(Figure contents as structured data)

-- Begin --

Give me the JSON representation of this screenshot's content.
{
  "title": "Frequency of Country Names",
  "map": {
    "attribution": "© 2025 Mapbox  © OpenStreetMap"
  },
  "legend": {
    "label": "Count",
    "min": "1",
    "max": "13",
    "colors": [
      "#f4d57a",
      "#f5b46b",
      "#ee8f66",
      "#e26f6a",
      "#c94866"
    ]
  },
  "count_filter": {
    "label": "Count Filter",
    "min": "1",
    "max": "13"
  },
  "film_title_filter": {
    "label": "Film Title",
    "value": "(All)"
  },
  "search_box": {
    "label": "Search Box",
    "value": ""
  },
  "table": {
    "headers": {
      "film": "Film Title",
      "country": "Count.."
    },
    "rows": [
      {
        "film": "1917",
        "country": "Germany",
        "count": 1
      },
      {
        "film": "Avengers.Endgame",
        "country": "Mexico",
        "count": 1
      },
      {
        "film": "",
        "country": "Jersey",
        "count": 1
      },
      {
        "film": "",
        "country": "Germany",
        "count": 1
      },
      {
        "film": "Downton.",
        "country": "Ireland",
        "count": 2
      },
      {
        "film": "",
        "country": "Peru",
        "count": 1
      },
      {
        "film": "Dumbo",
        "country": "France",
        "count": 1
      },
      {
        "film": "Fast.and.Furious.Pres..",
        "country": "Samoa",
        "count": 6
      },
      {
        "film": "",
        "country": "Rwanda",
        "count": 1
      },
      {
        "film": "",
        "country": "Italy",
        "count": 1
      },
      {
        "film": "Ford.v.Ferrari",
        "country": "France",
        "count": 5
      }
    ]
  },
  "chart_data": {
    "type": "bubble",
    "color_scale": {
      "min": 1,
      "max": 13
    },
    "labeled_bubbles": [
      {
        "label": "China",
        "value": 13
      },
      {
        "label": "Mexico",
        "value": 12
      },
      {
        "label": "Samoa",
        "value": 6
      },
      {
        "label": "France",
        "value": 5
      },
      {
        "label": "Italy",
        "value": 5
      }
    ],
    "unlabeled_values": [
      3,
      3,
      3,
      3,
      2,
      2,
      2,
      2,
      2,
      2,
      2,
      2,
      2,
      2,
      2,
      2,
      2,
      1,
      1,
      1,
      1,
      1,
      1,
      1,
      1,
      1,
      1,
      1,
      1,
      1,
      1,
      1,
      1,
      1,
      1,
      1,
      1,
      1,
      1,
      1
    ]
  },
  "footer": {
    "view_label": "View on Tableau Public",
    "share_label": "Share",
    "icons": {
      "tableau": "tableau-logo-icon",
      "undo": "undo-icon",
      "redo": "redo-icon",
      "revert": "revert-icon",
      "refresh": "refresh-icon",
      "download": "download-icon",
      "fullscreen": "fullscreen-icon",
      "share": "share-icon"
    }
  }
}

-- End --

Extract all the entries word for word.

* [Task response]
Give me the JSON representation of this screenshot's content.
{
  "title": "Frequency of Country Names",
  "map": {
    "attribution": "© 2025 Mapbox  © OpenStreetMap"
  },
  "legend": {
    "label": "Count",
    "min": "1",
    "max": "13",
    "colors": [
      "#f4d57a",
      "#f5b46b",
      "#ee8f66",
      "#e26f6a",
      "#c94866"
    ]
  },
  "count_filter": {
    "label": "Count Filter",
    "min": "1",
    "max": "13"
  },
  "film_title_filter": {
    "label": "Film Title",
    "value": "(All)"
  },
  "search_box": {
    "label": "Search Box",
    "value": ""
  },
  "table": {
    "headers": {
      "film": "Film Title",
      "country": "Count.."
    },
    "rows": [
      {
        "film": "1917",
        "country": "Germany",
        "count": 1
      },
      {
        "film": "Avengers.Endgame",
        "country": "Mexico",
        "count": 1
      },
      {
        "film": "",
        "country": "Jersey",
        "count": 1
      },
      {
        "film": "",
        "country": "Germany",
        "count": 1
      },
      {
        "film": "Downton.",
        "country": "Ireland",
        "count": 2
      },
      {
        "film": "",
        "country": "Peru",
        "count": 1
      },
      {
        "film": "Dumbo",
        "country": "France",
        "count": 1
      },
      {
        "film": "Fast.and.Furious.Pres..",
        "country": "Samoa",
        "count": 6
      },
      {
        "film": "",
        "country": "Rwanda",
        "count": 1
      },
      {
        "film": "",
        "country": "Italy",
        "count": 1
      },
      {
        "film": "Ford.v.Ferrari",
        "country": "France",
        "count": 5
      }
    ]
  },
  "chart_data": {
    "type": "bubble",
    "color_scale": {
      "min": 1,
      "max": 13
    },
    "labeled_bubbles": [
      {
        "label": "China",
        "value": 13
      },
      {
        "label": "Mexico",
        "value": 12
      },
      {
        "label": "Samoa",
        "value": 6
      },
      {
        "label": "France",
        "value": 5
      },
      {
        "label": "Italy",
        "value": 5
      }
    ],
    "unlabeled_values": [
      3,
      3,
      3,
      3,
      2,
      2,
      2,
      2,
      2,
      2,
      2,
      2,
      2,
      2,
      2,
      2,
      2,
      1,
      1,
      1,
      1,
      1,
      1,
      1,
      1,
      1,
      1,
      1,
      1,
      1,
      1,
      1,
      1,
      1,
      1,
      1,
      1,
      1,
      1,
      1
    ]
  },
  "footer": {
    "view_label": "View on Tableau Public",
    "share_label": "Share",
    "icons": {
      "tableau": "tableau-logo-icon",
      "undo": "undo-icon",
      "redo": "redo-icon",
      "revert": "revert-icon",
      "refresh": "refresh-icon",
      "download": "download-icon",
      "fullscreen": "fullscreen-icon",
      "share": "share-icon"
    }
  }
}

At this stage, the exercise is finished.